- **Extracted records**
· · ·
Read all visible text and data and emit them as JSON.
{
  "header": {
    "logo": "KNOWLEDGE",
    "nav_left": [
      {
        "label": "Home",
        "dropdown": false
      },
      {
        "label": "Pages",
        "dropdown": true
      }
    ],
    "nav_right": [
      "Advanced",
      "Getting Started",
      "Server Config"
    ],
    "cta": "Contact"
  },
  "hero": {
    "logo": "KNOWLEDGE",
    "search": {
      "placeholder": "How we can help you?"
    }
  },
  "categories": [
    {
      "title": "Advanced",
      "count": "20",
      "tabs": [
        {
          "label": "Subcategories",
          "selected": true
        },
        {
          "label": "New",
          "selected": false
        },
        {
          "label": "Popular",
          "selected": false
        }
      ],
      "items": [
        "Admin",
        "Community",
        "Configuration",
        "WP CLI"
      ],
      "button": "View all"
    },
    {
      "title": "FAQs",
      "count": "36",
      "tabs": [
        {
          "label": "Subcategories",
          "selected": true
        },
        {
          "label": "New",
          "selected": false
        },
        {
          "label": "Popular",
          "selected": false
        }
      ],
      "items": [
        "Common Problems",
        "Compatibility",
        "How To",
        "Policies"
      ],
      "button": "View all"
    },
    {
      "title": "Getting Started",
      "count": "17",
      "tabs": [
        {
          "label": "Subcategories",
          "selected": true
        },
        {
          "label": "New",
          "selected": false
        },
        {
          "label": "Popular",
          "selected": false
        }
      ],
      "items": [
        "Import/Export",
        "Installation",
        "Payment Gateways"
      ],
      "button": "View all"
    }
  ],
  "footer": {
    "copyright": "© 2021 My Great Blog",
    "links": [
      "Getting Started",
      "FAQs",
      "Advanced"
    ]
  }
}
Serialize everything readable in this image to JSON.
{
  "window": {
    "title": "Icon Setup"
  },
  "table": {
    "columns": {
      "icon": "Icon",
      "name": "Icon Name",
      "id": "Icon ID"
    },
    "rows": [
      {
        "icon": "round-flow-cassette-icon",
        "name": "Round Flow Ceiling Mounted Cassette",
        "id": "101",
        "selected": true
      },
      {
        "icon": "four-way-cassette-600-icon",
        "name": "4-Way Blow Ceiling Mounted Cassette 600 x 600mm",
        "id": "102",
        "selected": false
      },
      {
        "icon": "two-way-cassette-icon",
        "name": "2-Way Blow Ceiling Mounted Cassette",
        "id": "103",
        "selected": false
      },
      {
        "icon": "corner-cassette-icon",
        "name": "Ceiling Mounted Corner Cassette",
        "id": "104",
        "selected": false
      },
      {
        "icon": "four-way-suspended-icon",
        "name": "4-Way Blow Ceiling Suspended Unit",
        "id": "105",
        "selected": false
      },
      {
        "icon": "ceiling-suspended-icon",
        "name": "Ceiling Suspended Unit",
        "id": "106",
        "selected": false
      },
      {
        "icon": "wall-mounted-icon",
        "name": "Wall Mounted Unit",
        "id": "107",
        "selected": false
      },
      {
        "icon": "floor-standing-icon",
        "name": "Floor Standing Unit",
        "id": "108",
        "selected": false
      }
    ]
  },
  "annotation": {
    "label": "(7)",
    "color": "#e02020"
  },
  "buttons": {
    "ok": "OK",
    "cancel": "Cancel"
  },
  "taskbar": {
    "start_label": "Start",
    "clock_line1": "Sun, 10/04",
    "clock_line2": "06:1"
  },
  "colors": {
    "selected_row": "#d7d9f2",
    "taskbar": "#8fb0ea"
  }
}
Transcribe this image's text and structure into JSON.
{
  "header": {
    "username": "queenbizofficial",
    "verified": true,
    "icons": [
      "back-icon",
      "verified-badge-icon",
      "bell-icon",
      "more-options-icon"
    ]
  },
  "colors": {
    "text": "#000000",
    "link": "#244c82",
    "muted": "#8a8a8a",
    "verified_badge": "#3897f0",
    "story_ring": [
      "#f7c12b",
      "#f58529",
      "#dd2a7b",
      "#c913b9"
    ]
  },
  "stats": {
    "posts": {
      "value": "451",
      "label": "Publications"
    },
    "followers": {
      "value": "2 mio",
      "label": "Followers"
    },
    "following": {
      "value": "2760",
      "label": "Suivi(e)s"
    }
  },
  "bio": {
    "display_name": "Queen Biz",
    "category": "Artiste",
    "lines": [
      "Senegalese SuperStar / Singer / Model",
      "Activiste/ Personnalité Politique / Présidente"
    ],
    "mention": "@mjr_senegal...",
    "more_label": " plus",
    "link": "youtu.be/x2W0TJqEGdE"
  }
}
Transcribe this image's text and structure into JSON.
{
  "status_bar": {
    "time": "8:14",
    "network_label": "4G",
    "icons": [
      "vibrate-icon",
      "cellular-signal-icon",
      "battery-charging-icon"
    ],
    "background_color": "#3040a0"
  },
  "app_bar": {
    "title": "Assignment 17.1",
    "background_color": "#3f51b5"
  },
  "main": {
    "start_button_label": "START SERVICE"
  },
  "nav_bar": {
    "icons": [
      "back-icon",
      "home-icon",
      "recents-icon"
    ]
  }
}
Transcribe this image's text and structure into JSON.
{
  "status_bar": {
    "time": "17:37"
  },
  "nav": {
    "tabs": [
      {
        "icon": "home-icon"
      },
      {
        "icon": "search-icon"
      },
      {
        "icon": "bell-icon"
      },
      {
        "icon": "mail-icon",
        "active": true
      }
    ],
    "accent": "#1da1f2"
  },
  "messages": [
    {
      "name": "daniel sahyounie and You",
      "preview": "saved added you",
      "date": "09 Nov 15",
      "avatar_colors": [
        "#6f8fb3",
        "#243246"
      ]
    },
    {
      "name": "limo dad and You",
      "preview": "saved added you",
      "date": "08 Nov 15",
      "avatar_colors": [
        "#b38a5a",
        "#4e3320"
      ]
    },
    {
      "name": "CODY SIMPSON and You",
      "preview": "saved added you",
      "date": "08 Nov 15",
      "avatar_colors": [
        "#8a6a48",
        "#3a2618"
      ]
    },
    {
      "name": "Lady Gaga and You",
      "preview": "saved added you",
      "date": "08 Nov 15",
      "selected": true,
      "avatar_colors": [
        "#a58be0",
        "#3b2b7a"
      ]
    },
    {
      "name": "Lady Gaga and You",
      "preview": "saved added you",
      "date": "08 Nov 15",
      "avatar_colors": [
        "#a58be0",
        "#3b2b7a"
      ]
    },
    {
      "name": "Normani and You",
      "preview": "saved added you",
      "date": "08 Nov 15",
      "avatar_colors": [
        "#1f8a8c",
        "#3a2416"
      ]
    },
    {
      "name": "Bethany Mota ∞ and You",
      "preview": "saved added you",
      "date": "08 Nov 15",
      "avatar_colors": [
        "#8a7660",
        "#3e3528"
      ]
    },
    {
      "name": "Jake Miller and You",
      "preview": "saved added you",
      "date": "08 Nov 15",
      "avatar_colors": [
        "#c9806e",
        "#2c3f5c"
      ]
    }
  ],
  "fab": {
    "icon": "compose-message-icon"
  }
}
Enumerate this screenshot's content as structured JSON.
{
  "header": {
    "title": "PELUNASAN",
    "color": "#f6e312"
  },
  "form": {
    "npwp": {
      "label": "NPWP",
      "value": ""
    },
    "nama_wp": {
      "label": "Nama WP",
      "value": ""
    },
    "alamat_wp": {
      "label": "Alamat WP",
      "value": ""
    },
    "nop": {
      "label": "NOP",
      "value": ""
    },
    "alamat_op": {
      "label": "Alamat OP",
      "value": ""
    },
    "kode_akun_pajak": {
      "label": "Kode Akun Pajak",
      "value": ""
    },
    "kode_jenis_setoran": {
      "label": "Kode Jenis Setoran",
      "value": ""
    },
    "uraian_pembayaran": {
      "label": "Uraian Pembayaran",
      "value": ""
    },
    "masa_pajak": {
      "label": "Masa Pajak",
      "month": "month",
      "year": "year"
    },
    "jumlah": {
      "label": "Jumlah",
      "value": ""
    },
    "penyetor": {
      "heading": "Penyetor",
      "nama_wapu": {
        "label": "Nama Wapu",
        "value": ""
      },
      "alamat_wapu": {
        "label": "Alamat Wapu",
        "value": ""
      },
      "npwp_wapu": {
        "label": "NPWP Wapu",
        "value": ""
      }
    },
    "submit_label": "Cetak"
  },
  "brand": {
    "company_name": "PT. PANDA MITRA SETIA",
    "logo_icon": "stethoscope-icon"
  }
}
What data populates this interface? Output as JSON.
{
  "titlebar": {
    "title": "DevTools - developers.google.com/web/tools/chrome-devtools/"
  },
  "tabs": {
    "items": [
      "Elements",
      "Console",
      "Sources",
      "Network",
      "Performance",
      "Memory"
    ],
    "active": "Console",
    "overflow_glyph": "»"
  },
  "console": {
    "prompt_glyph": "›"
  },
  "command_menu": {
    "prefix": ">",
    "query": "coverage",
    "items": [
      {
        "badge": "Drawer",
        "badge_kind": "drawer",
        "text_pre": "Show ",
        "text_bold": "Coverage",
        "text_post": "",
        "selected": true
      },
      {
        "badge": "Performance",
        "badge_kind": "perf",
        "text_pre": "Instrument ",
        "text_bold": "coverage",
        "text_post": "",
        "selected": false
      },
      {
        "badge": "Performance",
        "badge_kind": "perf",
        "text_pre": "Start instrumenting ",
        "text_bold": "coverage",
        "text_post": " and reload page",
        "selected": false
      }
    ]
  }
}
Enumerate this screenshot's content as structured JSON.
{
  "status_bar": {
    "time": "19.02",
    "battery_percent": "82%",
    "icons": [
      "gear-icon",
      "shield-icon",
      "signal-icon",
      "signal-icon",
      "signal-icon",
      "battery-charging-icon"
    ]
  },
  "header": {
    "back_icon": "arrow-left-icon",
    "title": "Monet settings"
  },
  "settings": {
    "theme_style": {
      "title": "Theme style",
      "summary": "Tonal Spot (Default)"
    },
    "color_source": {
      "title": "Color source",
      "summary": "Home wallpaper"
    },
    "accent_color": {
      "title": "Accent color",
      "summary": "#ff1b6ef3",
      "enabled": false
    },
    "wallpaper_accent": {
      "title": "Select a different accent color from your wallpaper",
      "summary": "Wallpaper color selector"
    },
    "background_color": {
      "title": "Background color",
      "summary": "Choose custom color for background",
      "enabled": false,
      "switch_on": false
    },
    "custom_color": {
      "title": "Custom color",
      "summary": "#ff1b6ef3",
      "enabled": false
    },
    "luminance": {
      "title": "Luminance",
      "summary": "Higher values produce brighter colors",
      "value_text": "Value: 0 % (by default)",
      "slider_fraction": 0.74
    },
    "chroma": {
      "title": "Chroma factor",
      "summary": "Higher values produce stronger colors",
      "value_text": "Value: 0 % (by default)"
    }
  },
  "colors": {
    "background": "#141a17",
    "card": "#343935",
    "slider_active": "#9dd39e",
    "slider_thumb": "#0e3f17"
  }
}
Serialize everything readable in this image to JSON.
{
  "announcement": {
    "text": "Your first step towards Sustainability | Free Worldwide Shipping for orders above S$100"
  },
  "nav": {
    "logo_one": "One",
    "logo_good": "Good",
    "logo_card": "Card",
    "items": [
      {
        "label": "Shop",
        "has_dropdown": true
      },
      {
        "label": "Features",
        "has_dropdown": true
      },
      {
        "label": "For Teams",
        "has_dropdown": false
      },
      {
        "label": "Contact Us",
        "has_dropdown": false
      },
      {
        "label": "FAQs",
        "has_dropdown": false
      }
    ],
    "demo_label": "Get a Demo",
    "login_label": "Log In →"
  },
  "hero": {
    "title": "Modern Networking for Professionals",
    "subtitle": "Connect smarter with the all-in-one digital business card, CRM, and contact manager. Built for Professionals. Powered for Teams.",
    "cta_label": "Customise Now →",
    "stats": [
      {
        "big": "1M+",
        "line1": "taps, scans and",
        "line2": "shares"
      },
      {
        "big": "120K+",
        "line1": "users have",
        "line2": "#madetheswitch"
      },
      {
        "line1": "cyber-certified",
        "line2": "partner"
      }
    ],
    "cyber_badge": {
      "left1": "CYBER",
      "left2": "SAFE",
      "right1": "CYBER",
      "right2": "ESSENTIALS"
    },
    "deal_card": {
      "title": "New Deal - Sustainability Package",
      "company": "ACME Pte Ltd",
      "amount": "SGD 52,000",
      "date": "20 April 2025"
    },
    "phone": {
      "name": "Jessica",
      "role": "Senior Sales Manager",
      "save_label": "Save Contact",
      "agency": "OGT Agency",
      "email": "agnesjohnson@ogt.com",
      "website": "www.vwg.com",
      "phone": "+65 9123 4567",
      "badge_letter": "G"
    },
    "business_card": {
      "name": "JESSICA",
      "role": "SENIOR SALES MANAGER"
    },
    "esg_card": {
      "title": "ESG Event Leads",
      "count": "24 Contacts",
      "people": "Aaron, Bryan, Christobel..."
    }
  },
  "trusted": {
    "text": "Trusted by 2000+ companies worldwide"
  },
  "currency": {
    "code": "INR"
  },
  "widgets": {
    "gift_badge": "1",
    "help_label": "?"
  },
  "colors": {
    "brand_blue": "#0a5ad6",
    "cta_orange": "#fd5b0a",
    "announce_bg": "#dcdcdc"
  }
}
· · ·
Pick out all lines containing the string "role".

      "role": "Senior Sales Manager",
      "role": "SENIOR SALES MANAGER"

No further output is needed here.